(Stored records)
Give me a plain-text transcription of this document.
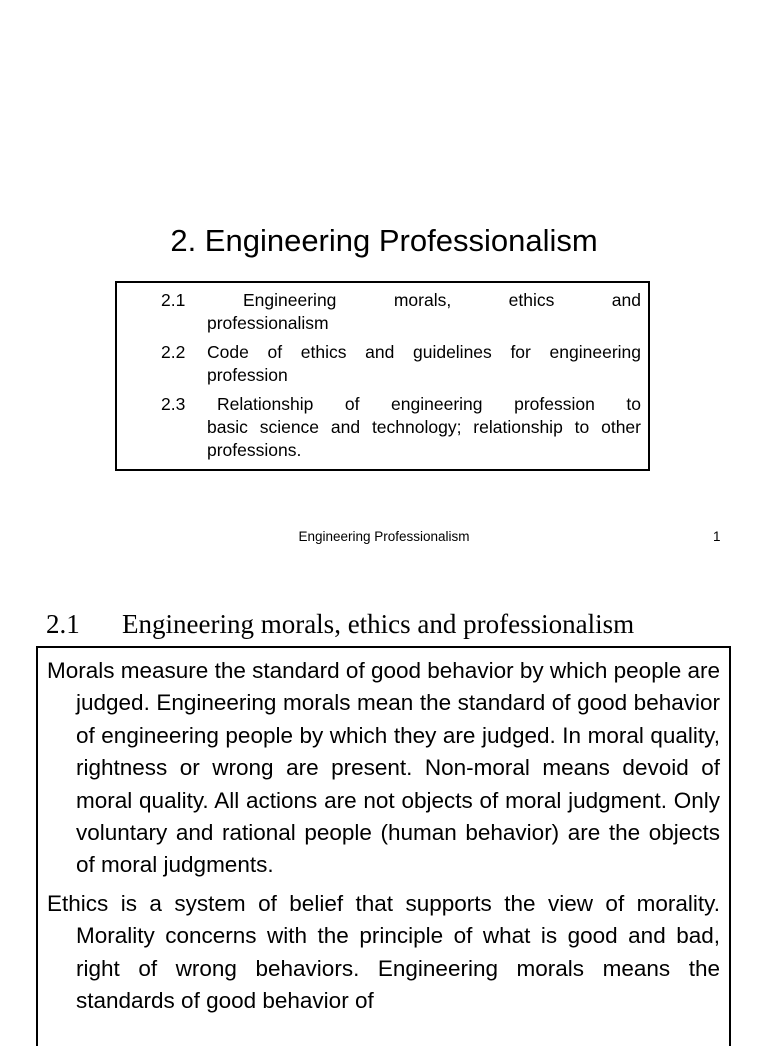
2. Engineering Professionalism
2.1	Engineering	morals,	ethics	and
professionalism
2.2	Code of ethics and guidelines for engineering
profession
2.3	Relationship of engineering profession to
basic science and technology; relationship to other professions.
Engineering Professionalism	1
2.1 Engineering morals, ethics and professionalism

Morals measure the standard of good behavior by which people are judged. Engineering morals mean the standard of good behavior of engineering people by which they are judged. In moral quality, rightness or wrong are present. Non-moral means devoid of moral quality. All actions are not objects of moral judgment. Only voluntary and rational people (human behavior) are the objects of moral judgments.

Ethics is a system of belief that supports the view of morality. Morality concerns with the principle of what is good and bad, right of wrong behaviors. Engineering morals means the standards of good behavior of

* * *

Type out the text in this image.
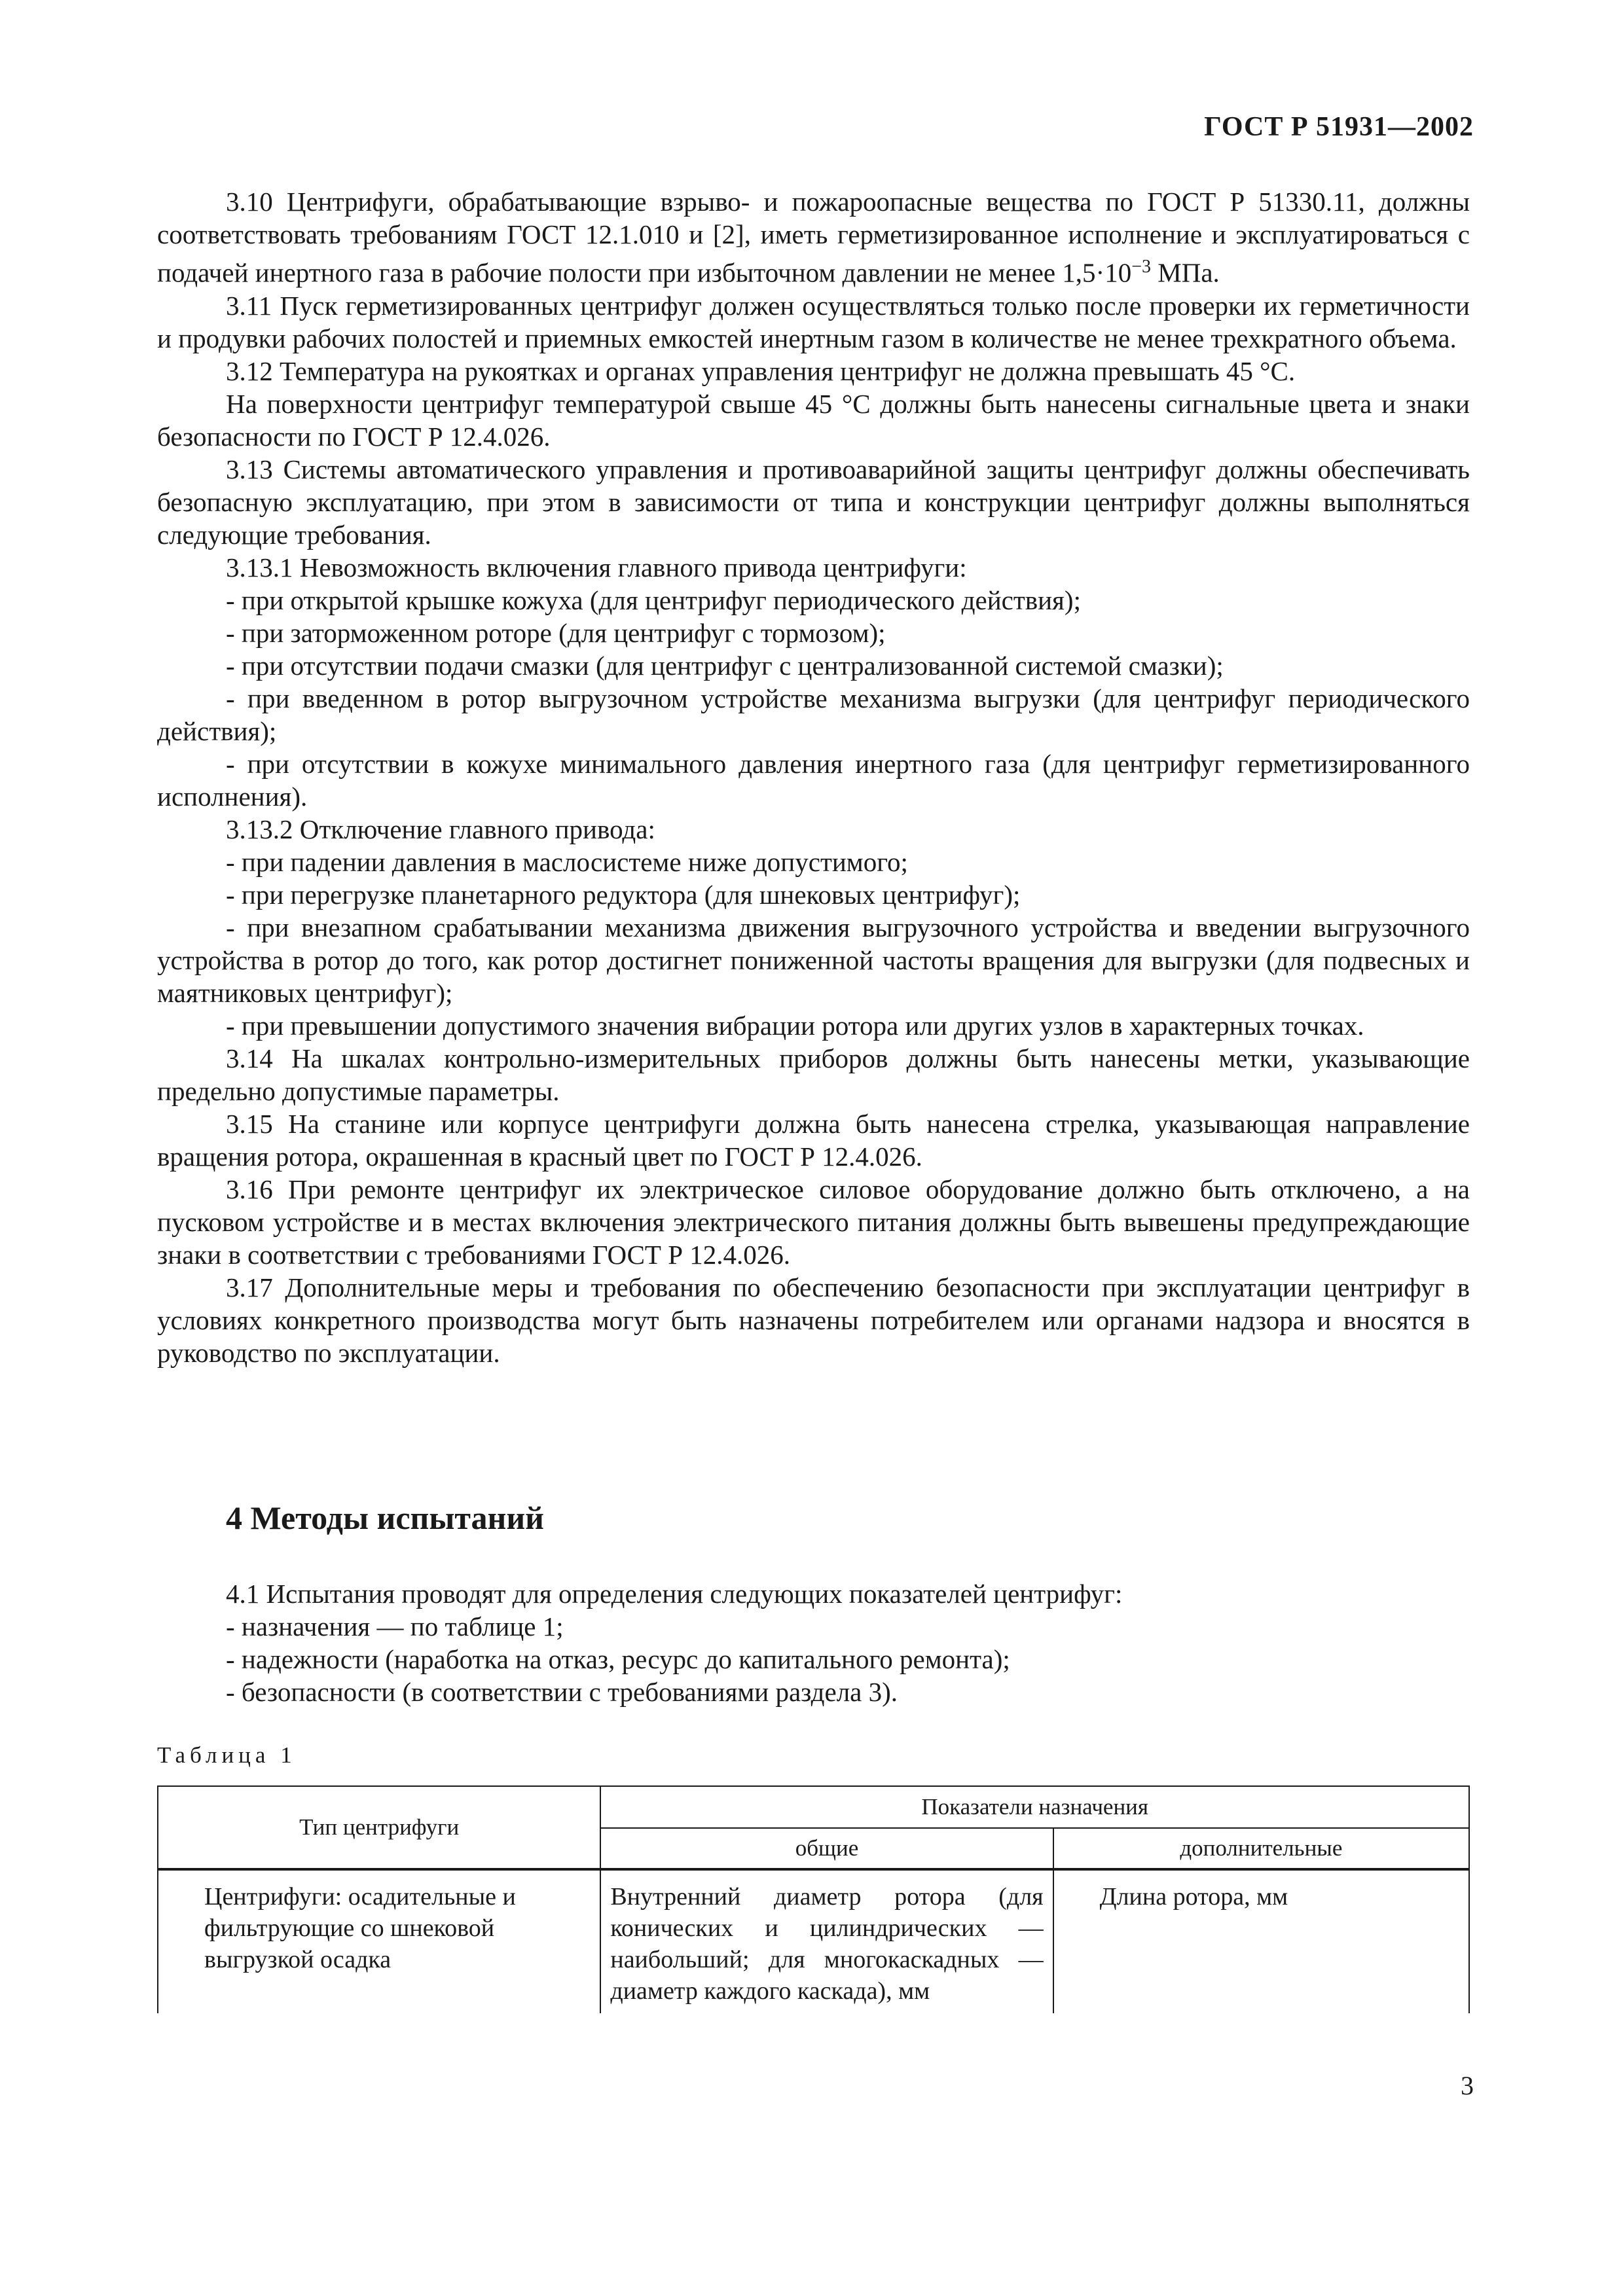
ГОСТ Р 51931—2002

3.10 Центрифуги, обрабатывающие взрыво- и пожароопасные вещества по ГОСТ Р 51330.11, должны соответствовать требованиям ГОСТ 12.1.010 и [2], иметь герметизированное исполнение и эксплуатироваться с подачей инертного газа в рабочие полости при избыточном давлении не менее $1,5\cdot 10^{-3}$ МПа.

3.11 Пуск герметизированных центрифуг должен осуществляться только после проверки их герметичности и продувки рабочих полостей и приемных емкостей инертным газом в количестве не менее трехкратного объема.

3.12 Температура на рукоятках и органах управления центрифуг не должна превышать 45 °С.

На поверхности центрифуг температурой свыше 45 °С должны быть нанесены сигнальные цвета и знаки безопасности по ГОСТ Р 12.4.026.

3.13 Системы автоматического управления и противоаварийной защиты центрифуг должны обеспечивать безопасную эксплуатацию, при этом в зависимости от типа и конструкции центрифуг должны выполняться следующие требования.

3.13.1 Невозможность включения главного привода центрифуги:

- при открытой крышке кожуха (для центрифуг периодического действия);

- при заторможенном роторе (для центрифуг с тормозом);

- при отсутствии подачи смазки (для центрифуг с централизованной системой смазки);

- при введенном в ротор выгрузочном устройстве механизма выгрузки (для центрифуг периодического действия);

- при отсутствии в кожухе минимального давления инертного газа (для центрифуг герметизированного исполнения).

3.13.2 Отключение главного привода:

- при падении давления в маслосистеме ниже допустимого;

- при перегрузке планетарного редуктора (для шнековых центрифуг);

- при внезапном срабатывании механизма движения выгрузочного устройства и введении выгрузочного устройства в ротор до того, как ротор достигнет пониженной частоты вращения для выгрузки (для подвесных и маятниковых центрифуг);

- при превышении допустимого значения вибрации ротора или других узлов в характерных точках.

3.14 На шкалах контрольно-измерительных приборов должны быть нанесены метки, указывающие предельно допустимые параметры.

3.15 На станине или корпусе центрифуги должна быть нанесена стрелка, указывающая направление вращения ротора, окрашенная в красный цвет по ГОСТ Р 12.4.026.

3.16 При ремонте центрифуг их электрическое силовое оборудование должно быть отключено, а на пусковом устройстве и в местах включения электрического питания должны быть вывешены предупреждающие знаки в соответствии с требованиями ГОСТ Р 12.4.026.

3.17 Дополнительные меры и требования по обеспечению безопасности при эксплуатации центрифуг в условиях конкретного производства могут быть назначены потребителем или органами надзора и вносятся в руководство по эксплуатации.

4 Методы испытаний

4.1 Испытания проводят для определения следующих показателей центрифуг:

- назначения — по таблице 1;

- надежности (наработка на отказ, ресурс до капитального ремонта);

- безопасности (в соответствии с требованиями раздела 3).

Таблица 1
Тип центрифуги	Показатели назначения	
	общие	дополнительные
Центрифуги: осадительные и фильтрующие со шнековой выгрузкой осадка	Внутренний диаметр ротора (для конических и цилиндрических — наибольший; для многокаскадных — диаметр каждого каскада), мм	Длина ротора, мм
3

==

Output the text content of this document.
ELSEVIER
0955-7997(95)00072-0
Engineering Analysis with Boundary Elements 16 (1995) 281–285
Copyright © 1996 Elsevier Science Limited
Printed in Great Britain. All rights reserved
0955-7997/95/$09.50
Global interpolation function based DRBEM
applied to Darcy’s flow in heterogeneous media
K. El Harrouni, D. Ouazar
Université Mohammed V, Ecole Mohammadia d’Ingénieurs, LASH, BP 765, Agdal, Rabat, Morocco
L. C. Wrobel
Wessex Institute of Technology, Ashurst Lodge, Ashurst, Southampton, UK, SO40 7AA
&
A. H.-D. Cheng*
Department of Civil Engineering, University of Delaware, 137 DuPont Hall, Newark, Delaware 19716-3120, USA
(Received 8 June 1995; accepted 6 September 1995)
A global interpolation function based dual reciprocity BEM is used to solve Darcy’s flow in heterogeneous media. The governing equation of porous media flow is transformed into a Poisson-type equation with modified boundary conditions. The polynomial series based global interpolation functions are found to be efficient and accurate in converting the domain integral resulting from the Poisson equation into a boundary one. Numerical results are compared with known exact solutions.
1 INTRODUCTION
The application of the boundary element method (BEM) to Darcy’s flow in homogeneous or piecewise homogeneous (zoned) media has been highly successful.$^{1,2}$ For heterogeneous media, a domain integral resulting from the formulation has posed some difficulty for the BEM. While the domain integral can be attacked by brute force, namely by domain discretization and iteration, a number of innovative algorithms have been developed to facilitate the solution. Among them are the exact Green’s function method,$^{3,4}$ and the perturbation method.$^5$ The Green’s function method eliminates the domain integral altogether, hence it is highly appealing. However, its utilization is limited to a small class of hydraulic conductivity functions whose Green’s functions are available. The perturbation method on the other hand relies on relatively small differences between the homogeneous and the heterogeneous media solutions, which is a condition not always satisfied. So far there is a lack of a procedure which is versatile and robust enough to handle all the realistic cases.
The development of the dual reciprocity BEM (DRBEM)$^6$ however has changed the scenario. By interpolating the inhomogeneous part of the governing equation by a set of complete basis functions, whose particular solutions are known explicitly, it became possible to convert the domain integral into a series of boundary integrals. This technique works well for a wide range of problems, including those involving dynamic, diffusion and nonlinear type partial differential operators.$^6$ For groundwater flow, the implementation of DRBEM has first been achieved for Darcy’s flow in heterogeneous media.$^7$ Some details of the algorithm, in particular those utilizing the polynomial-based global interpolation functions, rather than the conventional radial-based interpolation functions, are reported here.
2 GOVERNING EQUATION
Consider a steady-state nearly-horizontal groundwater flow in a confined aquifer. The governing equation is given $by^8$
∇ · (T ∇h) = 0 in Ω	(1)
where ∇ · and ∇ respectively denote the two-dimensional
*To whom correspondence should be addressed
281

:: EXERCISE INSTRUCTIONS ::
Pull out each line holding the string "должна".

:: SOLUTION ::
3.12 Температура на рукоятках и органах управления центрифуг не должна превышать 45 °С.
3.15 На станине или корпусе центрифуги должна быть нанесена стрелка, указывающая направление вращения ротора, окрашенная в красный цвет по ГОСТ Р 12.4.026.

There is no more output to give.